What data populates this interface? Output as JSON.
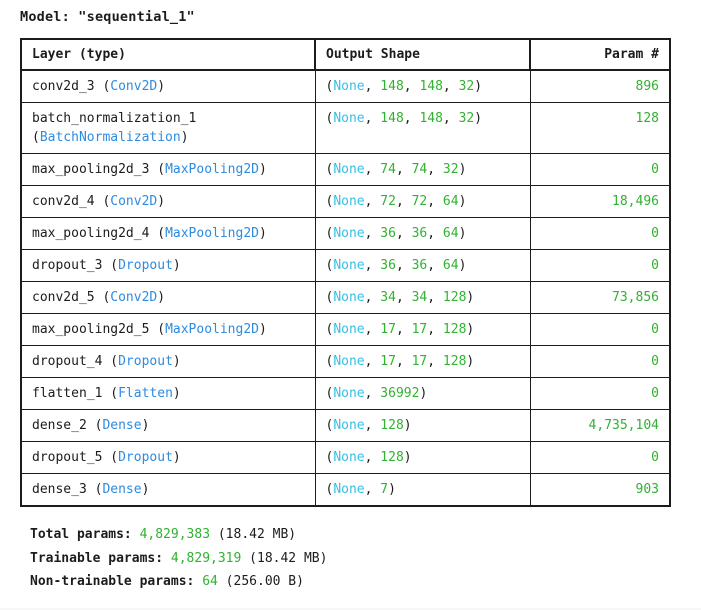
{
  "title": "Model: \"sequential_1\"",
  "table": {
    "headers": [
      "Layer (type)",
      "Output Shape",
      "Param #"
    ],
    "rows": [
      {
        "layer_name": "conv2d_3",
        "layer_type": "Conv2D",
        "output_shape": "(None, 148, 148, 32)",
        "params": "896"
      },
      {
        "layer_name": "batch_normalization_1",
        "layer_type": "BatchNormalization",
        "output_shape": "(None, 148, 148, 32)",
        "params": "128"
      },
      {
        "layer_name": "max_pooling2d_3",
        "layer_type": "MaxPooling2D",
        "output_shape": "(None, 74, 74, 32)",
        "params": "0"
      },
      {
        "layer_name": "conv2d_4",
        "layer_type": "Conv2D",
        "output_shape": "(None, 72, 72, 64)",
        "params": "18,496"
      },
      {
        "layer_name": "max_pooling2d_4",
        "layer_type": "MaxPooling2D",
        "output_shape": "(None, 36, 36, 64)",
        "params": "0"
      },
      {
        "layer_name": "dropout_3",
        "layer_type": "Dropout",
        "output_shape": "(None, 36, 36, 64)",
        "params": "0"
      },
      {
        "layer_name": "conv2d_5",
        "layer_type": "Conv2D",
        "output_shape": "(None, 34, 34, 128)",
        "params": "73,856"
      },
      {
        "layer_name": "max_pooling2d_5",
        "layer_type": "MaxPooling2D",
        "output_shape": "(None, 17, 17, 128)",
        "params": "0"
      },
      {
        "layer_name": "dropout_4",
        "layer_type": "Dropout",
        "output_shape": "(None, 17, 17, 128)",
        "params": "0"
      },
      {
        "layer_name": "flatten_1",
        "layer_type": "Flatten",
        "output_shape": "(None, 36992)",
        "params": "0"
      },
      {
        "layer_name": "dense_2",
        "layer_type": "Dense",
        "output_shape": "(None, 128)",
        "params": "4,735,104"
      },
      {
        "layer_name": "dropout_5",
        "layer_type": "Dropout",
        "output_shape": "(None, 128)",
        "params": "0"
      },
      {
        "layer_name": "dense_3",
        "layer_type": "Dense",
        "output_shape": "(None, 7)",
        "params": "903"
      }
    ]
  },
  "summary": {
    "lines": [
      {
        "label": "Total params:",
        "value": "4,829,383",
        "suffix": " (18.42 MB)"
      },
      {
        "label": "Trainable params:",
        "value": "4,829,319",
        "suffix": " (18.42 MB)"
      },
      {
        "label": "Non-trainable params:",
        "value": "64",
        "suffix": " (256.00 B)"
      }
    ]
  },
  "colors": {
    "layer_type_blue": "#2e8be0",
    "none_cyan": "#38bfe4",
    "number_green": "#31b232",
    "text_black": "#1c1c1c",
    "border": "#1c1c1c",
    "background": "#ffffff"
  }
}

§ WRITTEN INSTRUCTION: Without the pictures, write out every entry precisely as it appears.

§ COMPLETE OUTPUT:
What data populates this interface? Output as JSON.
{
  "title": "Model: \"sequential_1\"",
  "table": {
    "headers": [
      "Layer (type)",
      "Output Shape",
      "Param #"
    ],
    "rows": [
      {
        "layer_name": "conv2d_3",
        "layer_type": "Conv2D",
        "output_shape": "(None, 148, 148, 32)",
        "params": "896"
      },
      {
        "layer_name": "batch_normalization_1",
        "layer_type": "BatchNormalization",
        "output_shape": "(None, 148, 148, 32)",
        "params": "128"
      },
      {
        "layer_name": "max_pooling2d_3",
        "layer_type": "MaxPooling2D",
        "output_shape": "(None, 74, 74, 32)",
        "params": "0"
      },
      {
        "layer_name": "conv2d_4",
        "layer_type": "Conv2D",
        "output_shape": "(None, 72, 72, 64)",
        "params": "18,496"
      },
      {
        "layer_name": "max_pooling2d_4",
        "layer_type": "MaxPooling2D",
        "output_shape": "(None, 36, 36, 64)",
        "params": "0"
      },
      {
        "layer_name": "dropout_3",
        "layer_type": "Dropout",
        "output_shape": "(None, 36, 36, 64)",
        "params": "0"
      },
      {
        "layer_name": "conv2d_5",
        "layer_type": "Conv2D",
        "output_shape": "(None, 34, 34, 128)",
        "params": "73,856"
      },
      {
        "layer_name": "max_pooling2d_5",
        "layer_type": "MaxPooling2D",
        "output_shape": "(None, 17, 17, 128)",
        "params": "0"
      },
      {
        "layer_name": "dropout_4",
        "layer_type": "Dropout",
        "output_shape": "(None, 17, 17, 128)",
        "params": "0"
      },
      {
        "layer_name": "flatten_1",
        "layer_type": "Flatten",
        "output_shape": "(None, 36992)",
        "params": "0"
      },
      {
        "layer_name": "dense_2",
        "layer_type": "Dense",
        "output_shape": "(None, 128)",
        "params": "4,735,104"
      },
      {
        "layer_name": "dropout_5",
        "layer_type": "Dropout",
        "output_shape": "(None, 128)",
        "params": "0"
      },
      {
        "layer_name": "dense_3",
        "layer_type": "Dense",
        "output_shape": "(None, 7)",
        "params": "903"
      }
    ]
  },
  "summary": {
    "lines": [
      {
        "label": "Total params:",
        "value": "4,829,383",
        "suffix": " (18.42 MB)"
      },
      {
        "label": "Trainable params:",
        "value": "4,829,319",
        "suffix": " (18.42 MB)"
      },
      {
        "label": "Non-trainable params:",
        "value": "64",
        "suffix": " (256.00 B)"
      }
    ]
  },
  "colors": {
    "layer_type_blue": "#2e8be0",
    "none_cyan": "#38bfe4",
    "number_green": "#31b232",
    "text_black": "#1c1c1c",
    "border": "#1c1c1c",
    "background": "#ffffff"
  }
}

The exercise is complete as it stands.